begin EXTRACT TO READ
Born February 17, 1970.

EDUCATION:

University of California at Santa Cruz, B.A. (honors), 1992; New York University, M.A., 1999; University of Minnesota, Ph.D., 2006.

ADDRESS

  • Office - Department of American Studies, MSC 03 2110, 1 University of New Mexico, Albuquerque, NM 87131.

CAREER

Historian, educator, and writer. Oberlin College, visiting assistant professor in the Gender and Women’s Studies Program, 2006-07; University of New Mexico, Albuquerque, assistant professor of american studies and women studies, 2007–.

WRITINGS

  • Against Citizenship: The Violence of the Normative, University of Illinois Press (Urbana, IL), 2016

Contributor to professional journals, including GLQ, Journal of Asian American Studies, and Journal of the History of Sexuality.

SIDELIGHTS

Amy L. Brandzel is a historian and scholar who works across the disciplines of American studies, women’s studies, and LGBT/queer studies.  Her areas of specialization include the intersections of queer, critical race, postcolonial, and feminist theories; cultural, legal, and historical constructions of citizenship in U.S. empire; and feminist theories of identity, knowledge production, and social justice. Other interests include postcolonial queer studies and critical legal studies focusing on critical race, queer, postcolonial, and feminist jurisprudence.
end EXTRACT TO READ
begin PROVIDED RECORDS
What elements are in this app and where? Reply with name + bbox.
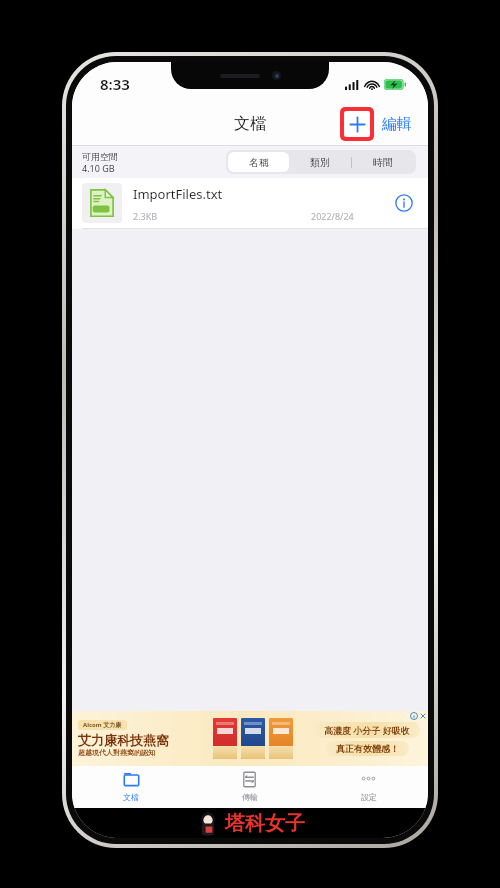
staticText: 名稱 — [249, 156, 269, 169]
staticText: 8:33 — [100, 74, 130, 94]
staticText: 文檔 — [123, 792, 139, 802]
button[interactable]: 類別 — [289, 152, 351, 172]
staticText: 真正有效體感！ — [336, 743, 399, 754]
button[interactable]: ImportFiles.txt — [72, 178, 428, 228]
staticText: 塔科女子 — [225, 811, 305, 836]
staticText: 設定 — [361, 792, 377, 802]
staticText: 2022/8/24 — [311, 210, 354, 222]
button[interactable]: 時間 — [352, 152, 414, 172]
staticText: 超越現代人對燕窩的認知 — [78, 748, 155, 757]
staticText: 艾力康科技燕窩 — [78, 732, 169, 748]
staticText: 4.10 GB — [82, 162, 115, 174]
staticText: 時間 — [373, 156, 393, 169]
staticText: 2.3KB — [133, 210, 158, 222]
button[interactable]: Add — [340, 107, 374, 141]
staticText: ImportFiles.txt — [133, 185, 223, 203]
button[interactable]: 文檔 — [72, 766, 190, 808]
staticText: 可用空間 — [82, 151, 118, 162]
button[interactable]: Info — [390, 189, 418, 217]
staticText: 編輯 — [382, 115, 412, 134]
button[interactable]: Advertisement — [72, 711, 428, 766]
button[interactable]: 編輯 — [380, 109, 414, 140]
button[interactable]: 傳輸 — [190, 766, 309, 808]
staticText: 文檔 — [234, 114, 266, 134]
button[interactable]: 名稱 — [228, 152, 289, 172]
staticText: 高濃度 小分子 好吸收 — [324, 724, 410, 736]
button[interactable]: 設定 — [309, 766, 428, 808]
staticText: Alcom 艾力康 — [83, 721, 122, 729]
staticText: 傳輸 — [242, 792, 258, 802]
staticText: 類別 — [310, 156, 330, 169]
end PROVIDED RECORDS
GOALS:
1. Answer these questions from the biographical entry of Amy L. Brandzel:
(a) From which university did she receive her Ph.D., and in what year?
(b) Which press published "Against Citizenship: The Violence of the Normative"?
(c) In which program at Oberlin College was she a visiting assistant professor?
2. Write a continuation of the biographical entry of Amy L. Brandzel, starting after its final sentence.

ANSWERS GIVEN:
1.
(a) University of Minnesota, 2006.
(b) University of Illinois Press.
(c) The Gender and Women's Studies Program.

2.
A contributor to professional journals, Brandzel is also the author of Against Citizenship: The Violence of the Normative. Drawing from political and legal debates in the areas of same-sex marriage, hate crime legislation, and anti-racist and decolonial activism in Hawaiʻi, Brandzel presents her case that citizenship leads to the disenfranchisement of those who are not citizens. Furthermore, Brandzel writes that citizenship is actually a dehumanizing way to lead people to believe that the comparative devaluing of human lives is not only logical but also necessary.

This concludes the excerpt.